**Dataset records:**
====

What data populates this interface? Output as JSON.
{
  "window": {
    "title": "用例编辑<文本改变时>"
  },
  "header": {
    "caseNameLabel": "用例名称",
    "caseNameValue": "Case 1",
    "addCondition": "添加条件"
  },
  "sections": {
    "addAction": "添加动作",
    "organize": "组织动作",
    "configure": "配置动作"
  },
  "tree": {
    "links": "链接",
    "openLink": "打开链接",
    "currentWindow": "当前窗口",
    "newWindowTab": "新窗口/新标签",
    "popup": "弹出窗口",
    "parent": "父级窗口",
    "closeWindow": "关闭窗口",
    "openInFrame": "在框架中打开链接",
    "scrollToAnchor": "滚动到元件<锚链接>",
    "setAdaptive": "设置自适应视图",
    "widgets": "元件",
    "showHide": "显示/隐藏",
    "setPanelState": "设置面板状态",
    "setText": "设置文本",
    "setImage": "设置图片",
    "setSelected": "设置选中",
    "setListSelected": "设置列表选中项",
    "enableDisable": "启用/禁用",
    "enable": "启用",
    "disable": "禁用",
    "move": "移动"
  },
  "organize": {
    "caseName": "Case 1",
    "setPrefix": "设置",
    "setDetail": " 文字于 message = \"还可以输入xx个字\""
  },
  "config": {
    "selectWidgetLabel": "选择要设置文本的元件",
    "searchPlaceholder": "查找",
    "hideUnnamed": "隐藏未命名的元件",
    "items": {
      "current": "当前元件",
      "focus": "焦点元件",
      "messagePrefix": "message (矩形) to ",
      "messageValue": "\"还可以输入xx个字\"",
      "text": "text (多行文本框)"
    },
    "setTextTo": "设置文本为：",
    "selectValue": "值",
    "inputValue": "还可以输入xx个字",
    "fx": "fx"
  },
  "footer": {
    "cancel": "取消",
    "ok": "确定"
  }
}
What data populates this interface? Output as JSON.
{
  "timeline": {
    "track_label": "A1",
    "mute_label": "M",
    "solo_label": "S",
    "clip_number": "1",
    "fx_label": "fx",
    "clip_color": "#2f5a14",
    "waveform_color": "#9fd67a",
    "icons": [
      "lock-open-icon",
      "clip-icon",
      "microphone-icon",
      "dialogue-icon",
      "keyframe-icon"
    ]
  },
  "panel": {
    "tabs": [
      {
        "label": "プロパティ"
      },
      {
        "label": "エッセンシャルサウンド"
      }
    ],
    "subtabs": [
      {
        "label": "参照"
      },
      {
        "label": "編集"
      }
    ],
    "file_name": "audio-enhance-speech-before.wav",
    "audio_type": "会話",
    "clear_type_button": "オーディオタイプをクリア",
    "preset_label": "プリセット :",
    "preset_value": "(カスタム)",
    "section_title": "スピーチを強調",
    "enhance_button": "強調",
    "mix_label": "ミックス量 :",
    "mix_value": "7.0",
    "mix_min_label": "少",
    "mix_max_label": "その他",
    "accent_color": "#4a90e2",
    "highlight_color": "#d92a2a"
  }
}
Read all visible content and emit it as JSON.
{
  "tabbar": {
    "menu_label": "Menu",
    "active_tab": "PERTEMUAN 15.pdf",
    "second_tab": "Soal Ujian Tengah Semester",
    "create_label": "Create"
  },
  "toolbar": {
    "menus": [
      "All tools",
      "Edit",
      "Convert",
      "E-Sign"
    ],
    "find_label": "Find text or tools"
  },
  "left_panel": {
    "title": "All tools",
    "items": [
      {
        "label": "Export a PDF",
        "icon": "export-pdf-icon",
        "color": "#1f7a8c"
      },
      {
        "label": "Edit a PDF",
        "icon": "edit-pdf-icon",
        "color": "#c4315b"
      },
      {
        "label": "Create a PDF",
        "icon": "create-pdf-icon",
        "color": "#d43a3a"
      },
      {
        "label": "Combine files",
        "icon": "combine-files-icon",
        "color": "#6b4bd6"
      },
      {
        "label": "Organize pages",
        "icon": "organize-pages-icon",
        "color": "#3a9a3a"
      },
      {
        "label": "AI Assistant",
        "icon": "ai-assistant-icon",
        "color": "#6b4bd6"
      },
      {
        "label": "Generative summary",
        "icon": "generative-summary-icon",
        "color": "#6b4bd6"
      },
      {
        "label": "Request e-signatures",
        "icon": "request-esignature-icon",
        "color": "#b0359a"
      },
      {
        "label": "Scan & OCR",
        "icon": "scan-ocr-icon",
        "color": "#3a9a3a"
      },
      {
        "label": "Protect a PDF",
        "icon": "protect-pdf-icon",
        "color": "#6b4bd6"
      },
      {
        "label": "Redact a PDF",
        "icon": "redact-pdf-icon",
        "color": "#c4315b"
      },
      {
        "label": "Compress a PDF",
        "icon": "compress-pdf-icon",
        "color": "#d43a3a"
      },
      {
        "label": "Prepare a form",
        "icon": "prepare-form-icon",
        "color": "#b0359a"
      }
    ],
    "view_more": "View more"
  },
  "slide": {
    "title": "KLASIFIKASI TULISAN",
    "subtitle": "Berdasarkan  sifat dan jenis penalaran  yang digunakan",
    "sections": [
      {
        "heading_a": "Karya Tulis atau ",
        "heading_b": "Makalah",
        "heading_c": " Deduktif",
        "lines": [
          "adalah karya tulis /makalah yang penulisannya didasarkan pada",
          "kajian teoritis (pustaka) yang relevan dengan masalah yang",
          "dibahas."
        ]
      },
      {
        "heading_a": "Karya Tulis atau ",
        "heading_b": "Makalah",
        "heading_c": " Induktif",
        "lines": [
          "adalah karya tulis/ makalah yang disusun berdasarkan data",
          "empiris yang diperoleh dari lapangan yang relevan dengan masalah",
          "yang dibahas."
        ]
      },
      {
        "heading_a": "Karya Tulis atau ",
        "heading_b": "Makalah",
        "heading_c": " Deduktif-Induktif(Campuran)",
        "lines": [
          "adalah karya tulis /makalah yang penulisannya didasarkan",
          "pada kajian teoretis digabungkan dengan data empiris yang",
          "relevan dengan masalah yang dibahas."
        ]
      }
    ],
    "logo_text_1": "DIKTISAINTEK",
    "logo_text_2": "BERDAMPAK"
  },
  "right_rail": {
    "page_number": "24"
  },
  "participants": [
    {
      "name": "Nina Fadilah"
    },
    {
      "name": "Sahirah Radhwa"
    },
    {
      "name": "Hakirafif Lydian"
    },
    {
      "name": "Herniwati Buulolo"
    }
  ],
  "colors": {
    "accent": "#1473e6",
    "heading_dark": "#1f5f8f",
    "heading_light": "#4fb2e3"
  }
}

====

**WRITTEN EXERCISE:**
Each entry is to be returned in full, character for character.

**SOLVED EXERCISE:**
What data populates this interface? Output as JSON.
{
  "window": {
    "title": "用例编辑<文本改变时>"
  },
  "header": {
    "caseNameLabel": "用例名称",
    "caseNameValue": "Case 1",
    "addCondition": "添加条件"
  },
  "sections": {
    "addAction": "添加动作",
    "organize": "组织动作",
    "configure": "配置动作"
  },
  "tree": {
    "links": "链接",
    "openLink": "打开链接",
    "currentWindow": "当前窗口",
    "newWindowTab": "新窗口/新标签",
    "popup": "弹出窗口",
    "parent": "父级窗口",
    "closeWindow": "关闭窗口",
    "openInFrame": "在框架中打开链接",
    "scrollToAnchor": "滚动到元件<锚链接>",
    "setAdaptive": "设置自适应视图",
    "widgets": "元件",
    "showHide": "显示/隐藏",
    "setPanelState": "设置面板状态",
    "setText": "设置文本",
    "setImage": "设置图片",
    "setSelected": "设置选中",
    "setListSelected": "设置列表选中项",
    "enableDisable": "启用/禁用",
    "enable": "启用",
    "disable": "禁用",
    "move": "移动"
  },
  "organize": {
    "caseName": "Case 1",
    "setPrefix": "设置",
    "setDetail": " 文字于 message = \"还可以输入xx个字\""
  },
  "config": {
    "selectWidgetLabel": "选择要设置文本的元件",
    "searchPlaceholder": "查找",
    "hideUnnamed": "隐藏未命名的元件",
    "items": {
      "current": "当前元件",
      "focus": "焦点元件",
      "messagePrefix": "message (矩形) to ",
      "messageValue": "\"还可以输入xx个字\"",
      "text": "text (多行文本框)"
    },
    "setTextTo": "设置文本为：",
    "selectValue": "值",
    "inputValue": "还可以输入xx个字",
    "fx": "fx"
  },
  "footer": {
    "cancel": "取消",
    "ok": "确定"
  }
}
What data populates this interface? Output as JSON.
{
  "timeline": {
    "track_label": "A1",
    "mute_label": "M",
    "solo_label": "S",
    "clip_number": "1",
    "fx_label": "fx",
    "clip_color": "#2f5a14",
    "waveform_color": "#9fd67a",
    "icons": [
      "lock-open-icon",
      "clip-icon",
      "microphone-icon",
      "dialogue-icon",
      "keyframe-icon"
    ]
  },
  "panel": {
    "tabs": [
      {
        "label": "プロパティ"
      },
      {
        "label": "エッセンシャルサウンド"
      }
    ],
    "subtabs": [
      {
        "label": "参照"
      },
      {
        "label": "編集"
      }
    ],
    "file_name": "audio-enhance-speech-before.wav",
    "audio_type": "会話",
    "clear_type_button": "オーディオタイプをクリア",
    "preset_label": "プリセット :",
    "preset_value": "(カスタム)",
    "section_title": "スピーチを強調",
    "enhance_button": "強調",
    "mix_label": "ミックス量 :",
    "mix_value": "7.0",
    "mix_min_label": "少",
    "mix_max_label": "その他",
    "accent_color": "#4a90e2",
    "highlight_color": "#d92a2a"
  }
}
Read all visible content and emit it as JSON.
{
  "tabbar": {
    "menu_label": "Menu",
    "active_tab": "PERTEMUAN 15.pdf",
    "second_tab": "Soal Ujian Tengah Semester",
    "create_label": "Create"
  },
  "toolbar": {
    "menus": [
      "All tools",
      "Edit",
      "Convert",
      "E-Sign"
    ],
    "find_label": "Find text or tools"
  },
  "left_panel": {
    "title": "All tools",
    "items": [
      {
        "label": "Export a PDF",
        "icon": "export-pdf-icon",
        "color": "#1f7a8c"
      },
      {
        "label": "Edit a PDF",
        "icon": "edit-pdf-icon",
        "color": "#c4315b"
      },
      {
        "label": "Create a PDF",
        "icon": "create-pdf-icon",
        "color": "#d43a3a"
      },
      {
        "label": "Combine files",
        "icon": "combine-files-icon",
        "color": "#6b4bd6"
      },
      {
        "label": "Organize pages",
        "icon": "organize-pages-icon",
        "color": "#3a9a3a"
      },
      {
        "label": "AI Assistant",
        "icon": "ai-assistant-icon",
        "color": "#6b4bd6"
      },
      {
        "label": "Generative summary",
        "icon": "generative-summary-icon",
        "color": "#6b4bd6"
      },
      {
        "label": "Request e-signatures",
        "icon": "request-esignature-icon",
        "color": "#b0359a"
      },
      {
        "label": "Scan & OCR",
        "icon": "scan-ocr-icon",
        "color": "#3a9a3a"
      },
      {
        "label": "Protect a PDF",
        "icon": "protect-pdf-icon",
        "color": "#6b4bd6"
      },
      {
        "label": "Redact a PDF",
        "icon": "redact-pdf-icon",
        "color": "#c4315b"
      },
      {
        "label": "Compress a PDF",
        "icon": "compress-pdf-icon",
        "color": "#d43a3a"
      },
      {
        "label": "Prepare a form",
        "icon": "prepare-form-icon",
        "color": "#b0359a"
      }
    ],
    "view_more": "View more"
  },
  "slide": {
    "title": "KLASIFIKASI TULISAN",
    "subtitle": "Berdasarkan  sifat dan jenis penalaran  yang digunakan",
    "sections": [
      {
        "heading_a": "Karya Tulis atau ",
        "heading_b": "Makalah",
        "heading_c": " Deduktif",
        "lines": [
          "adalah karya tulis /makalah yang penulisannya didasarkan pada",
          "kajian teoritis (pustaka) yang relevan dengan masalah yang",
          "dibahas."
        ]
      },
      {
        "heading_a": "Karya Tulis atau ",
        "heading_b": "Makalah",
        "heading_c": " Induktif",
        "lines": [
          "adalah karya tulis/ makalah yang disusun berdasarkan data",
          "empiris yang diperoleh dari lapangan yang relevan dengan masalah",
          "yang dibahas."
        ]
      },
      {
        "heading_a": "Karya Tulis atau ",
        "heading_b": "Makalah",
        "heading_c": " Deduktif-Induktif(Campuran)",
        "lines": [
          "adalah karya tulis /makalah yang penulisannya didasarkan",
          "pada kajian teoretis digabungkan dengan data empiris yang",
          "relevan dengan masalah yang dibahas."
        ]
      }
    ],
    "logo_text_1": "DIKTISAINTEK",
    "logo_text_2": "BERDAMPAK"
  },
  "right_rail": {
    "page_number": "24"
  },
  "participants": [
    {
      "name": "Nina Fadilah"
    },
    {
      "name": "Sahirah Radhwa"
    },
    {
      "name": "Hakirafif Lydian"
    },
    {
      "name": "Herniwati Buulolo"
    }
  ],
  "colors": {
    "accent": "#1473e6",
    "heading_dark": "#1f5f8f",
    "heading_light": "#4fb2e3"
  }
}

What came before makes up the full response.